### Exercise details
Each entry below is to be printed verbatim.

Dataset listings of figures
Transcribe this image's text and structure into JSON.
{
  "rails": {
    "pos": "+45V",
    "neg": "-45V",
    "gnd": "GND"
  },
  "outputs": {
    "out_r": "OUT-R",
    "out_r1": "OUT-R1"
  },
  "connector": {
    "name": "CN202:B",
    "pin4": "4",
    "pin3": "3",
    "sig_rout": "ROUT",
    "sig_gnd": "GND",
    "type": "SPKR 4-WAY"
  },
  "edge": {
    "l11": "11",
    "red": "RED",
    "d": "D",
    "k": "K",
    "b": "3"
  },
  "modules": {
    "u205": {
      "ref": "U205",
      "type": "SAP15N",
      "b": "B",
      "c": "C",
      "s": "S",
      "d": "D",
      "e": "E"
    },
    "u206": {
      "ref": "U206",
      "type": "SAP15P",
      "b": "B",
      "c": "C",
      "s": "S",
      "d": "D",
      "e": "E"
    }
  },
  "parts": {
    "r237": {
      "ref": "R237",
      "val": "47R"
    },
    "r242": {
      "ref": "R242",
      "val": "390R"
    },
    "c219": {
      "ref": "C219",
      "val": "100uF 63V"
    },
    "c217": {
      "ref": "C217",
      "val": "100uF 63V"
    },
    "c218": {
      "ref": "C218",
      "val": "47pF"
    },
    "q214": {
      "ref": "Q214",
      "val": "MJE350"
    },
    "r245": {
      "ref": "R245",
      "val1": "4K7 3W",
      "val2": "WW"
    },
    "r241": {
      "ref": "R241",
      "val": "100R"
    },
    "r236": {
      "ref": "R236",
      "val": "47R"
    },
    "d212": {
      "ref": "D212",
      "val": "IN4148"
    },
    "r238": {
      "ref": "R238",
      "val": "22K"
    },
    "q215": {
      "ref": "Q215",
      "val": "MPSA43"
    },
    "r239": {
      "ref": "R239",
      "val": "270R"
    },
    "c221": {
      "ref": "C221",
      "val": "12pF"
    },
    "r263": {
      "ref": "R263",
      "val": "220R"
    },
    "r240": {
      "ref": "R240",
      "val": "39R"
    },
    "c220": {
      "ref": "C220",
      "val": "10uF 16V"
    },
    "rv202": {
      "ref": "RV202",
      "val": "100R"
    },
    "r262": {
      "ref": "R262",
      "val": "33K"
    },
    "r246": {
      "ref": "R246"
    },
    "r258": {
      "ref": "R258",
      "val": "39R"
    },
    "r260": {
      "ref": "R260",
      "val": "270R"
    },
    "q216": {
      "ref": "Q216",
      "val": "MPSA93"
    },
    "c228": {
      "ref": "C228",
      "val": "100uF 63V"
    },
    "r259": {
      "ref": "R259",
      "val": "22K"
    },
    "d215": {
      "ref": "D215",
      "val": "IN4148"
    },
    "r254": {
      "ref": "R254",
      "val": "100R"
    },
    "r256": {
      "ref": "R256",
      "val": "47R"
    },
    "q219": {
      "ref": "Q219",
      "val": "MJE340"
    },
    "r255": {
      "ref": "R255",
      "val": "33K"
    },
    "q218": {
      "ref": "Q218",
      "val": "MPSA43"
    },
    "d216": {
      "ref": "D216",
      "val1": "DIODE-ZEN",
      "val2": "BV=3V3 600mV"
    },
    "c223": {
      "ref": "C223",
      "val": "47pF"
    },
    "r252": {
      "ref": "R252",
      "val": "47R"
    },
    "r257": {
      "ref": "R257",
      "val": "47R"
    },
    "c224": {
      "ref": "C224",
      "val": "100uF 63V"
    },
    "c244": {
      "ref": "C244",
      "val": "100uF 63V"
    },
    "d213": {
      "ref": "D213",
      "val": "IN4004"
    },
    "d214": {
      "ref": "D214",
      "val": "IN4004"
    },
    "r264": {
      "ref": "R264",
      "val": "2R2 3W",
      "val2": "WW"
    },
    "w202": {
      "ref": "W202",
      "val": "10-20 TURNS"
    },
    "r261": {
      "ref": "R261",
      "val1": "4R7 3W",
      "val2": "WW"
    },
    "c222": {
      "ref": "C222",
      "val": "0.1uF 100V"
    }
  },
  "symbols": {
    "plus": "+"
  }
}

### Solution to this task
Transcribe this image's text and structure into JSON.
{
  "rails": {
    "pos": "+45V",
    "neg": "-45V",
    "gnd": "GND"
  },
  "outputs": {
    "out_r": "OUT-R",
    "out_r1": "OUT-R1"
  },
  "connector": {
    "name": "CN202:B",
    "pin4": "4",
    "pin3": "3",
    "sig_rout": "ROUT",
    "sig_gnd": "GND",
    "type": "SPKR 4-WAY"
  },
  "edge": {
    "l11": "11",
    "red": "RED",
    "d": "D",
    "k": "K",
    "b": "3"
  },
  "modules": {
    "u205": {
      "ref": "U205",
      "type": "SAP15N",
      "b": "B",
      "c": "C",
      "s": "S",
      "d": "D",
      "e": "E"
    },
    "u206": {
      "ref": "U206",
      "type": "SAP15P",
      "b": "B",
      "c": "C",
      "s": "S",
      "d": "D",
      "e": "E"
    }
  },
  "parts": {
    "r237": {
      "ref": "R237",
      "val": "47R"
    },
    "r242": {
      "ref": "R242",
      "val": "390R"
    },
    "c219": {
      "ref": "C219",
      "val": "100uF 63V"
    },
    "c217": {
      "ref": "C217",
      "val": "100uF 63V"
    },
    "c218": {
      "ref": "C218",
      "val": "47pF"
    },
    "q214": {
      "ref": "Q214",
      "val": "MJE350"
    },
    "r245": {
      "ref": "R245",
      "val1": "4K7 3W",
      "val2": "WW"
    },
    "r241": {
      "ref": "R241",
      "val": "100R"
    },
    "r236": {
      "ref": "R236",
      "val": "47R"
    },
    "d212": {
      "ref": "D212",
      "val": "IN4148"
    },
    "r238": {
      "ref": "R238",
      "val": "22K"
    },
    "q215": {
      "ref": "Q215",
      "val": "MPSA43"
    },
    "r239": {
      "ref": "R239",
      "val": "270R"
    },
    "c221": {
      "ref": "C221",
      "val": "12pF"
    },
    "r263": {
      "ref": "R263",
      "val": "220R"
    },
    "r240": {
      "ref": "R240",
      "val": "39R"
    },
    "c220": {
      "ref": "C220",
      "val": "10uF 16V"
    },
    "rv202": {
      "ref": "RV202",
      "val": "100R"
    },
    "r262": {
      "ref": "R262",
      "val": "33K"
    },
    "r246": {
      "ref": "R246"
    },
    "r258": {
      "ref": "R258",
      "val": "39R"
    },
    "r260": {
      "ref": "R260",
      "val": "270R"
    },
    "q216": {
      "ref": "Q216",
      "val": "MPSA93"
    },
    "c228": {
      "ref": "C228",
      "val": "100uF 63V"
    },
    "r259": {
      "ref": "R259",
      "val": "22K"
    },
    "d215": {
      "ref": "D215",
      "val": "IN4148"
    },
    "r254": {
      "ref": "R254",
      "val": "100R"
    },
    "r256": {
      "ref": "R256",
      "val": "47R"
    },
    "q219": {
      "ref": "Q219",
      "val": "MJE340"
    },
    "r255": {
      "ref": "R255",
      "val": "33K"
    },
    "q218": {
      "ref": "Q218",
      "val": "MPSA43"
    },
    "d216": {
      "ref": "D216",
      "val1": "DIODE-ZEN",
      "val2": "BV=3V3 600mV"
    },
    "c223": {
      "ref": "C223",
      "val": "47pF"
    },
    "r252": {
      "ref": "R252",
      "val": "47R"
    },
    "r257": {
      "ref": "R257",
      "val": "47R"
    },
    "c224": {
      "ref": "C224",
      "val": "100uF 63V"
    },
    "c244": {
      "ref": "C244",
      "val": "100uF 63V"
    },
    "d213": {
      "ref": "D213",
      "val": "IN4004"
    },
    "d214": {
      "ref": "D214",
      "val": "IN4004"
    },
    "r264": {
      "ref": "R264",
      "val": "2R2 3W",
      "val2": "WW"
    },
    "w202": {
      "ref": "W202",
      "val": "10-20 TURNS"
    },
    "r261": {
      "ref": "R261",
      "val1": "4R7 3W",
      "val2": "WW"
    },
    "c222": {
      "ref": "C222",
      "val": "0.1uF 100V"
    }
  },
  "symbols": {
    "plus": "+"
  }
}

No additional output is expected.